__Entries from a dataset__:
++++++++

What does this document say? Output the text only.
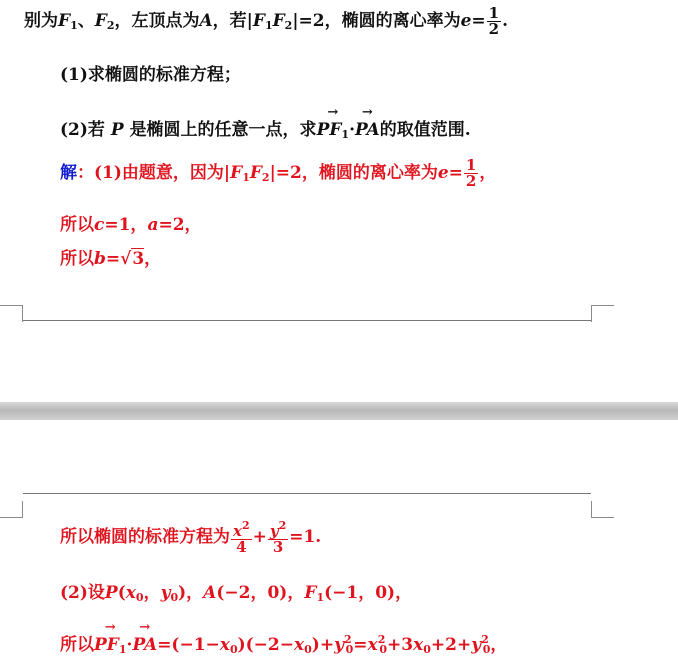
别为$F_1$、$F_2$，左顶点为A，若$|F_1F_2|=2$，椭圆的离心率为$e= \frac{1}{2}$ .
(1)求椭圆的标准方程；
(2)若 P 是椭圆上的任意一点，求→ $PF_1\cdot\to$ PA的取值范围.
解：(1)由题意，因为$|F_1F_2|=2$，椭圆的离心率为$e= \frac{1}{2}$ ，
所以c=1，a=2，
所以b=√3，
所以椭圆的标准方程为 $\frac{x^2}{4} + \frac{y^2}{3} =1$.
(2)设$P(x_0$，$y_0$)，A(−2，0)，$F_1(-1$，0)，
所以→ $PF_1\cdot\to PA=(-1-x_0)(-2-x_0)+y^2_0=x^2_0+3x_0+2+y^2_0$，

++++++++

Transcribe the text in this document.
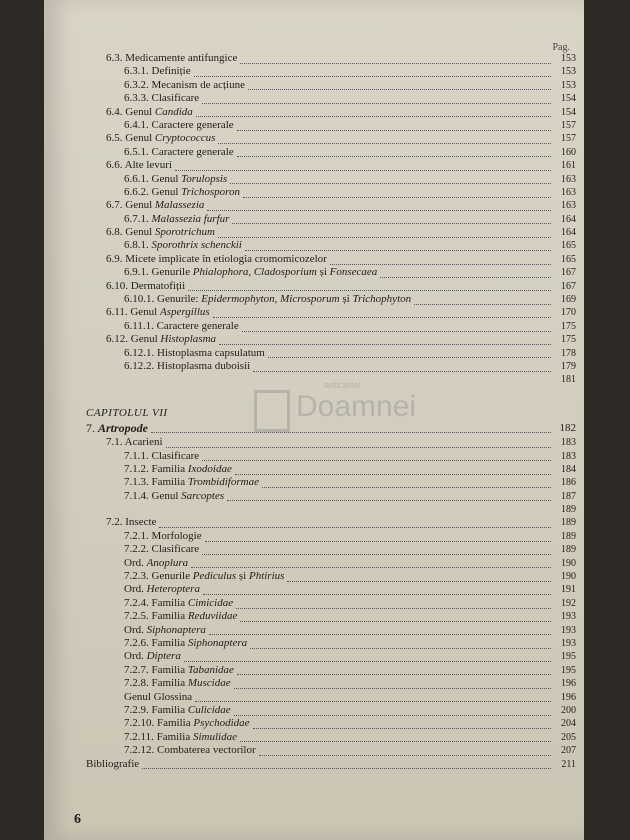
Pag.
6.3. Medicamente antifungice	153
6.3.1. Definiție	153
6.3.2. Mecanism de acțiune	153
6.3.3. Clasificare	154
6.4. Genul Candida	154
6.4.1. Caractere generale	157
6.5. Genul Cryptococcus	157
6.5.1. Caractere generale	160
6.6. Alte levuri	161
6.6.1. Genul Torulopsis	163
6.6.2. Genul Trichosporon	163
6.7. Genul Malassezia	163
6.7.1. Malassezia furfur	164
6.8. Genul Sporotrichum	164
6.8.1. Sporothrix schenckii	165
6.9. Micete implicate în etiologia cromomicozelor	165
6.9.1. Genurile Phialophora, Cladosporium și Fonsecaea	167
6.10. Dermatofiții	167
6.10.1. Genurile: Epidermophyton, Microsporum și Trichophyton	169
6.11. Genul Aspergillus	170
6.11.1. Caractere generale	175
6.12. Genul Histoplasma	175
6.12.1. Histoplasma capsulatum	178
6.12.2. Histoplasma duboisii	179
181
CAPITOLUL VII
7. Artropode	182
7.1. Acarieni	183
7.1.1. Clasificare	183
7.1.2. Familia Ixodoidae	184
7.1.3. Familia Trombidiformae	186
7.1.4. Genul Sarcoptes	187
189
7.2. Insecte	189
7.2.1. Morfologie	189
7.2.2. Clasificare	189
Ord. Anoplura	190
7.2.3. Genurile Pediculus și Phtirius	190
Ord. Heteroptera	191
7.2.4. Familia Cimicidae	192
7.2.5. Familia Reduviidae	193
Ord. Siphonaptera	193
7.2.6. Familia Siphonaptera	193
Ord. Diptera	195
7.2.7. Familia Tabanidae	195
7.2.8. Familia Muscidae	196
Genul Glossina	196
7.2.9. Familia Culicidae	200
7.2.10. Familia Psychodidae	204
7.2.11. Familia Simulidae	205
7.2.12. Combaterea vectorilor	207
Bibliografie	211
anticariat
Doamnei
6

++++++++

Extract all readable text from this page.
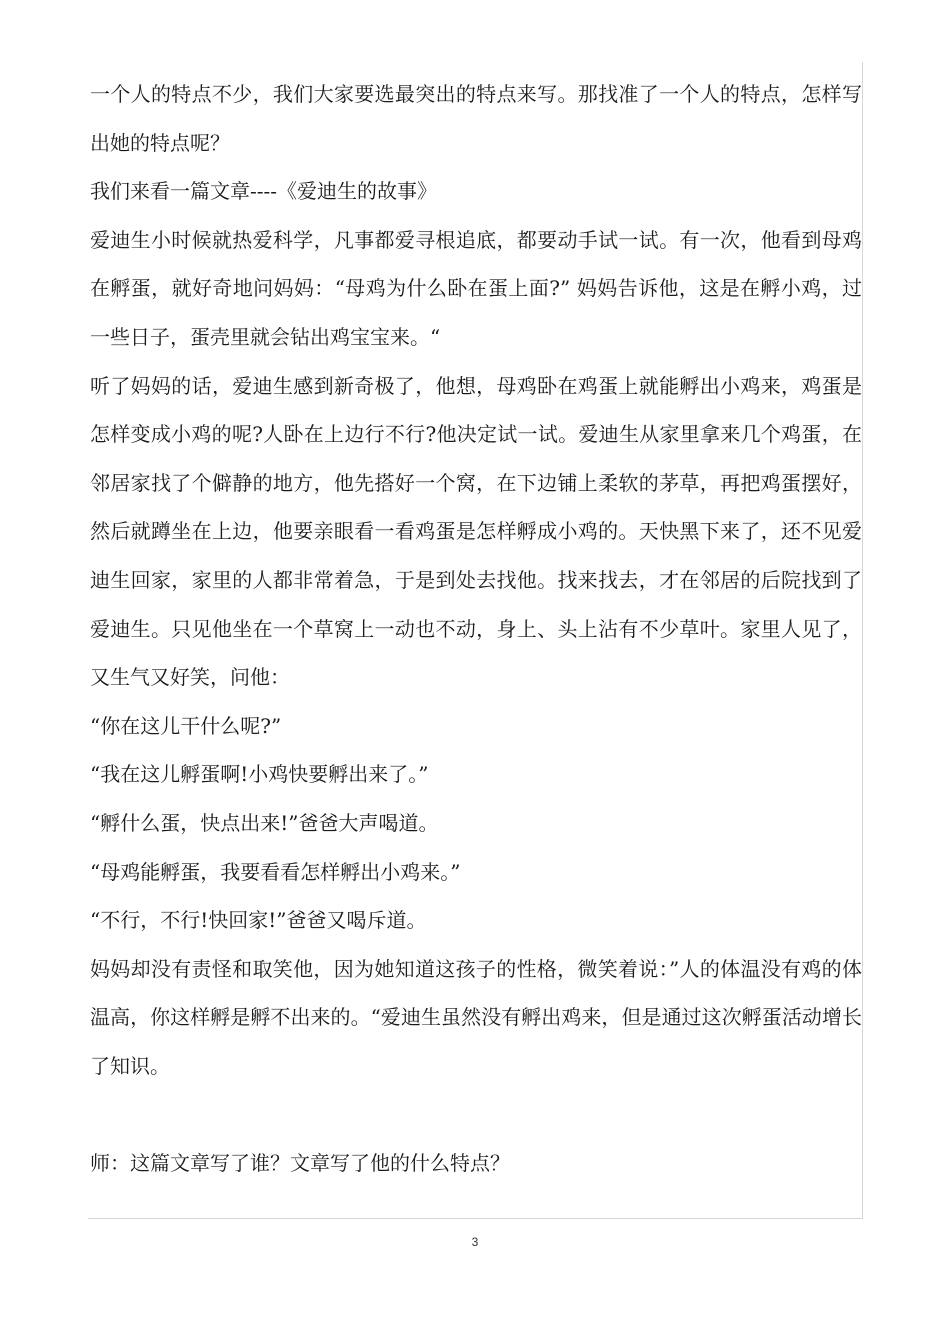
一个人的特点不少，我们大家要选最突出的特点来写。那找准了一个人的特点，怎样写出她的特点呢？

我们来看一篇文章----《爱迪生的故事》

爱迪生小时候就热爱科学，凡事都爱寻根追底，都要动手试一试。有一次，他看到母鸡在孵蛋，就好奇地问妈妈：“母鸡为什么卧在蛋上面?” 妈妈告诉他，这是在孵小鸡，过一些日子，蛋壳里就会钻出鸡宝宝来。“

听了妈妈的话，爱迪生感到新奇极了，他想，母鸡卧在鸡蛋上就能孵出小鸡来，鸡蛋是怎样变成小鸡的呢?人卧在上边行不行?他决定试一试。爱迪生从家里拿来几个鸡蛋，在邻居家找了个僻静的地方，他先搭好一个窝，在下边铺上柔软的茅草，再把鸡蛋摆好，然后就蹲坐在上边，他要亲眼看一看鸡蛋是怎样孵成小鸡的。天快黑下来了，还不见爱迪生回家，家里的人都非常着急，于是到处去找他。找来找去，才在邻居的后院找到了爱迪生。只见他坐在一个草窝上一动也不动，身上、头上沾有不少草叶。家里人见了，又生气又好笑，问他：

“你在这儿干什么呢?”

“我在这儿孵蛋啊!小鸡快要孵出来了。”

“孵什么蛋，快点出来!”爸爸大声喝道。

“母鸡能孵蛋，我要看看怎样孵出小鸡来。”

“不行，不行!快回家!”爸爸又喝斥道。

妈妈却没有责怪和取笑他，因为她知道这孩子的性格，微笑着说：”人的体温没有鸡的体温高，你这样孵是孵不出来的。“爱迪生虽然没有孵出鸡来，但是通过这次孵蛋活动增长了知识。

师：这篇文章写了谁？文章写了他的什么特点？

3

++++++++

__Set problem__:
Provide the number of lines containing the string "椭圆的离心率为", with no other output.

__Written reply__:
2